(ENUNCIADO 1): De acordo com a reportagem sobre Condoleezza Rice, quando e onde foi tirada a foto que fica na estante diante da mesa dela?
(ENUNCIADO 2): Diga se cada afirmação abaixo concorda com a reportagem sobre Condoleezza Rice, respondendo sim ou não e citando literalmente as palavras decisivas: (a) Na foto, Bush veste uma jaqueta de couro de aviador. (b) A coalizão disposta a derrubar Saddam Hussein reúne muitos países. (c) A equipe de política externa de Bush criticou o governo Clinton por deixar a coalizão da Guerra do Golfo se desfazer.

(DOCUMENTO DE ORIGEM):
________

|
Texto Anterior | Próximo Texto | Índice
"EUA querem ser vistos como libertadores", diz Rice
RICHARD WOLFFE
JAMES HARDING
DO "FINANCIAL TIMES"
Numa estante de livros diante
da mesa de Condoleezza Rice há
uma foto do que parecem ser três
bons amigos abraçados. De um
lado está Tony Blair. Do outro,
George W. Bush numa jaqueta de
couro de aviador. Entre os dois,
sorridente, está Rice, a assessora
de Segurança Nacional de Bush.
A foto foi tirada em tempos
mais felizes do que os atuais -em
fevereiro de 2001, numa cabana
rústica no retiro presidencial de
Camp David. Mas o tema que dominou aquelas primeiras conversas entre o presidente americano
recém-empossado e o premiê britânico hoje nos soa mais do que
familiar: como conter o Iraque.
Mais de 18 meses mais tarde,
Condoleezza Rice ainda está no
cerne do que continua a ser uma
coalizão de apenas dois países dispostos a entrar em ação militar
para derrubar Saddam Hussein.
Essa coalizão limitada não é o
que Rice e Bush tinham em mente
antes de assumir o poder. Na realidade, a equipe de política externa de Bush criticou a Casa Branca
de Clinton diversas vezes por ter
permitido que a coalizão formada
para travar a Guerra do Golfo, em
1991, se desfizesse. No entanto,
depois de dois anos no controle
da política externa americana,
Bush e Rice enfrentam o mesmo
desafio: como exercer o poder dos
EUA contra o Iraque, num mundo que, em grande medida, não
lhes dá seu apoio. Contra a oposição declarada dos Estados árabes
e as dúvidas formuladas por Rússia, Alemanha e França, a Casa
Branca se aproxima rapidamente
de um momento decisivo.
Tendo desafiado a ONU a tomar uma atitude contra o Iraque,
Bush terá agora de decidir se espera uma nova rodada de inspeções de armas pela ONU ou se desarma o Iraque à força.
No momento atual, em que o
governo Bush fez uma nova declaração de missão mencionando
o objetivo de sua "força inusitada
e inigualada no mundo", os EUA
se vêem divididos entre os desejos
conflitantes de buscar aliados e
agir de maneira independente.

________

(REGISTROS FORNECIDOS):
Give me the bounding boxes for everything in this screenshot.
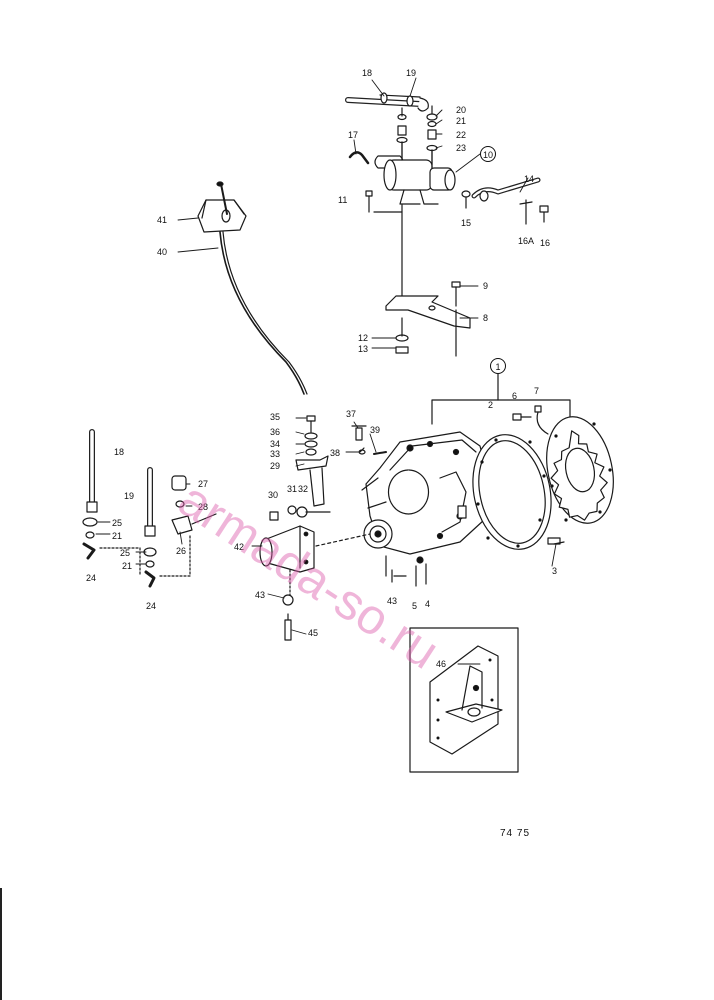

________

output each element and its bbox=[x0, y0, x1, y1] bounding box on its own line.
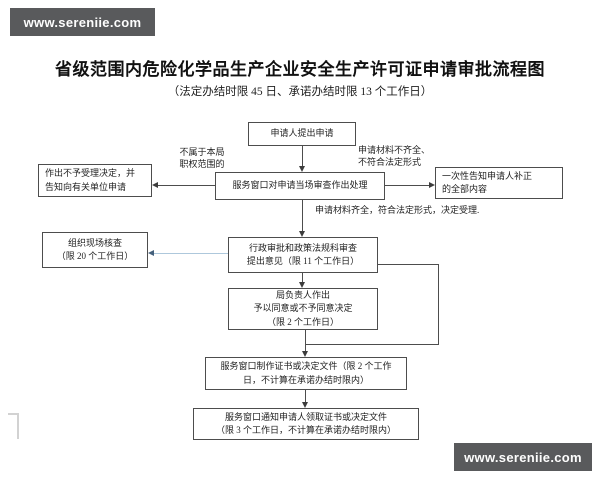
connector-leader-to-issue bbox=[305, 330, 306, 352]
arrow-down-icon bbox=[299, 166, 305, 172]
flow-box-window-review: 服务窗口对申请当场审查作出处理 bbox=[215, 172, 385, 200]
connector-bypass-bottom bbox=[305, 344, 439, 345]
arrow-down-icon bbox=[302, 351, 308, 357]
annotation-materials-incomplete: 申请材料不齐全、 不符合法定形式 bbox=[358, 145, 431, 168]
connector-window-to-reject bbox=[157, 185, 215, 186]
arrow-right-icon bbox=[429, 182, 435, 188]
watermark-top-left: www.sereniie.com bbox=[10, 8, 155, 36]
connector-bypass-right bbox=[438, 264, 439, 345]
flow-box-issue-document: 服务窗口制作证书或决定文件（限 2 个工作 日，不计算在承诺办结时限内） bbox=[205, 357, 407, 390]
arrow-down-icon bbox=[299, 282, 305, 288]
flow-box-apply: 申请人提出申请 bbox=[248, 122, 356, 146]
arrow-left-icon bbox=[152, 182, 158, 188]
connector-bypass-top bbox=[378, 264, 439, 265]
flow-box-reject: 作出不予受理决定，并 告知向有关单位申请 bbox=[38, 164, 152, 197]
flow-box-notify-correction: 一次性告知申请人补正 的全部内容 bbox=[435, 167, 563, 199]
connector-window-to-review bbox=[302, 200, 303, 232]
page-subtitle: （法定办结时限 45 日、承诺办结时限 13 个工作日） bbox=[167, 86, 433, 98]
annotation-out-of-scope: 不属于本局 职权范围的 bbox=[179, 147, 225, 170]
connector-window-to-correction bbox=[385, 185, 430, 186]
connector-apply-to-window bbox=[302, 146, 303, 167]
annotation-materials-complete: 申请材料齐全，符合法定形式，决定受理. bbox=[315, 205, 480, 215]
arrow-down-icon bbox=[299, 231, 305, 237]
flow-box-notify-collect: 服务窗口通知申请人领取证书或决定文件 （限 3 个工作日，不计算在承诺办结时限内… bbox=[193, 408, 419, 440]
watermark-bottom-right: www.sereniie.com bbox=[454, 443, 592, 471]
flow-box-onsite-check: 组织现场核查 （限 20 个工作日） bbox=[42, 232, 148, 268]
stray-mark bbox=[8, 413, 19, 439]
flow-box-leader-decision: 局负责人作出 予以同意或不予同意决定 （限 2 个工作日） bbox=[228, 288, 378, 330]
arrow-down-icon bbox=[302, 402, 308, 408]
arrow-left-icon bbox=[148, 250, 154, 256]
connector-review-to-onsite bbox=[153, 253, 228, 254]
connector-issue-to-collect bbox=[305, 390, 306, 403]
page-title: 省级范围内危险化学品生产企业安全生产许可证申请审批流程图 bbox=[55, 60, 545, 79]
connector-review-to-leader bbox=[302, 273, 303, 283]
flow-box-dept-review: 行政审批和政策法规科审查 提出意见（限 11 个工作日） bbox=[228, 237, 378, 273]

________

(RESULTADO FINAL 1): Em fevereiro de 2001, numa cabana rústica no retiro presidencial de Camp David.

(RESULTADO FINAL 2):
(a) Sim: "George W. Bush numa jaqueta de couro de aviador".
(b) Não: "uma coalizão de apenas dois países dispostos a entrar em ação militar para derrubar Saddam Hussein".
(c) Sim: "a equipe de política externa de Bush criticou a Casa Branca de Clinton diversas vezes por ter permitido que a coalizão formada para travar a Guerra do Golfo, em 1991, se desfizesse".